(Items from a dataset)

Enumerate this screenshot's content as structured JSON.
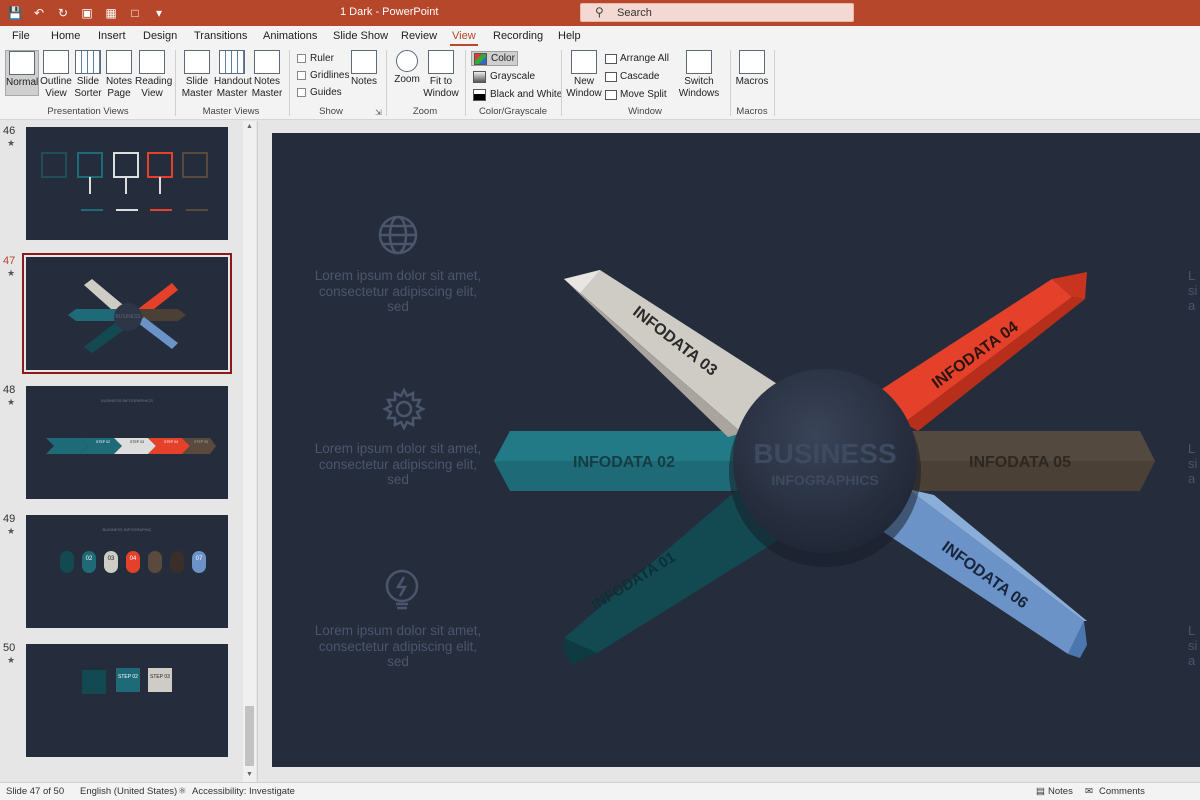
{
  "titlebar": {
    "doc_title": "1 Dark  -  PowerPoint",
    "search_label": "Search",
    "qat": [
      "save-icon",
      "undo-icon",
      "redo-icon",
      "present-icon",
      "picture-icon",
      "shape-icon",
      "more-icon"
    ]
  },
  "tabs": [
    "File",
    "Home",
    "Insert",
    "Design",
    "Transitions",
    "Animations",
    "Slide Show",
    "Review",
    "View",
    "Recording",
    "Help"
  ],
  "active_tab": "View",
  "ribbon": {
    "presentation_views": {
      "label": "Presentation Views",
      "normal": "Normal",
      "outline": "Outline View",
      "sorter": "Slide Sorter",
      "notes_page": "Notes Page",
      "reading": "Reading View"
    },
    "master_views": {
      "label": "Master Views",
      "slide_master": "Slide Master",
      "handout_master": "Handout Master",
      "notes_master": "Notes Master"
    },
    "show": {
      "label": "Show",
      "ruler": "Ruler",
      "gridlines": "Gridlines",
      "guides": "Guides",
      "notes": "Notes"
    },
    "zoom": {
      "label": "Zoom",
      "zoom": "Zoom",
      "fit": "Fit to Window"
    },
    "color": {
      "label": "Color/Grayscale",
      "color": "Color",
      "grayscale": "Grayscale",
      "bw": "Black and White"
    },
    "window": {
      "label": "Window",
      "new_window": "New Window",
      "arrange_all": "Arrange All",
      "cascade": "Cascade",
      "move_split": "Move Split",
      "switch": "Switch Windows"
    },
    "macros": {
      "label": "Macros",
      "macros": "Macros"
    }
  },
  "thumbnails": [
    {
      "num": "46",
      "star": "★"
    },
    {
      "num": "47",
      "star": "★"
    },
    {
      "num": "48",
      "star": "★"
    },
    {
      "num": "49",
      "star": "★"
    },
    {
      "num": "50",
      "star": "★"
    }
  ],
  "current_slide": "47",
  "thumb_texts": {
    "t48_title": "BUSINESS INFOGRAPHICS",
    "t49_title": "BUSINESS INFOGRAPHIC",
    "t48_step1": "STEP 02",
    "t48_step2": "STEP 03",
    "t48_step3": "STEP 04",
    "t48_step4": "STEP 05",
    "t49_n1": "02",
    "t49_n2": "03",
    "t49_n3": "04",
    "t49_n4": "07",
    "t50_step1": "STEP 02",
    "t50_step2": "STEP 03",
    "t47_center": "BUSINESS"
  },
  "slide": {
    "center_title": "BUSINESS",
    "center_subtitle": "INFOGRAPHICS",
    "lorem": "Lorem ipsum dolor sit amet, consectetur adipiscing elit, sed",
    "arrows": [
      "INFODATA 01",
      "INFODATA 02",
      "INFODATA 03",
      "INFODATA 04",
      "INFODATA 05",
      "INFODATA 06"
    ],
    "colors": {
      "bg": "#252d3c",
      "teal": "#1e6b77",
      "dark_teal": "#134a52",
      "light": "#cfccc6",
      "red": "#e5412a",
      "brown": "#4a4036",
      "blue": "#6b93c7"
    }
  },
  "statusbar": {
    "slide_info": "Slide 47 of 50",
    "language": "English (United States)",
    "accessibility": "Accessibility: Investigate",
    "notes": "Notes",
    "comments": "Comments"
  }
}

• **EXERCISE TASK**
Copy the data word for word. Pictures do not go in the copy.

• **EXPECTED OUTPUT**
Enumerate this screenshot's content as structured JSON.
{
  "titlebar": {
    "doc_title": "1 Dark  -  PowerPoint",
    "search_label": "Search",
    "qat": [
      "save-icon",
      "undo-icon",
      "redo-icon",
      "present-icon",
      "picture-icon",
      "shape-icon",
      "more-icon"
    ]
  },
  "tabs": [
    "File",
    "Home",
    "Insert",
    "Design",
    "Transitions",
    "Animations",
    "Slide Show",
    "Review",
    "View",
    "Recording",
    "Help"
  ],
  "active_tab": "View",
  "ribbon": {
    "presentation_views": {
      "label": "Presentation Views",
      "normal": "Normal",
      "outline": "Outline View",
      "sorter": "Slide Sorter",
      "notes_page": "Notes Page",
      "reading": "Reading View"
    },
    "master_views": {
      "label": "Master Views",
      "slide_master": "Slide Master",
      "handout_master": "Handout Master",
      "notes_master": "Notes Master"
    },
    "show": {
      "label": "Show",
      "ruler": "Ruler",
      "gridlines": "Gridlines",
      "guides": "Guides",
      "notes": "Notes"
    },
    "zoom": {
      "label": "Zoom",
      "zoom": "Zoom",
      "fit": "Fit to Window"
    },
    "color": {
      "label": "Color/Grayscale",
      "color": "Color",
      "grayscale": "Grayscale",
      "bw": "Black and White"
    },
    "window": {
      "label": "Window",
      "new_window": "New Window",
      "arrange_all": "Arrange All",
      "cascade": "Cascade",
      "move_split": "Move Split",
      "switch": "Switch Windows"
    },
    "macros": {
      "label": "Macros",
      "macros": "Macros"
    }
  },
  "thumbnails": [
    {
      "num": "46",
      "star": "★"
    },
    {
      "num": "47",
      "star": "★"
    },
    {
      "num": "48",
      "star": "★"
    },
    {
      "num": "49",
      "star": "★"
    },
    {
      "num": "50",
      "star": "★"
    }
  ],
  "current_slide": "47",
  "thumb_texts": {
    "t48_title": "BUSINESS INFOGRAPHICS",
    "t49_title": "BUSINESS INFOGRAPHIC",
    "t48_step1": "STEP 02",
    "t48_step2": "STEP 03",
    "t48_step3": "STEP 04",
    "t48_step4": "STEP 05",
    "t49_n1": "02",
    "t49_n2": "03",
    "t49_n3": "04",
    "t49_n4": "07",
    "t50_step1": "STEP 02",
    "t50_step2": "STEP 03",
    "t47_center": "BUSINESS"
  },
  "slide": {
    "center_title": "BUSINESS",
    "center_subtitle": "INFOGRAPHICS",
    "lorem": "Lorem ipsum dolor sit amet, consectetur adipiscing elit, sed",
    "arrows": [
      "INFODATA 01",
      "INFODATA 02",
      "INFODATA 03",
      "INFODATA 04",
      "INFODATA 05",
      "INFODATA 06"
    ],
    "colors": {
      "bg": "#252d3c",
      "teal": "#1e6b77",
      "dark_teal": "#134a52",
      "light": "#cfccc6",
      "red": "#e5412a",
      "brown": "#4a4036",
      "blue": "#6b93c7"
    }
  },
  "statusbar": {
    "slide_info": "Slide 47 of 50",
    "language": "English (United States)",
    "accessibility": "Accessibility: Investigate",
    "notes": "Notes",
    "comments": "Comments"
  }
}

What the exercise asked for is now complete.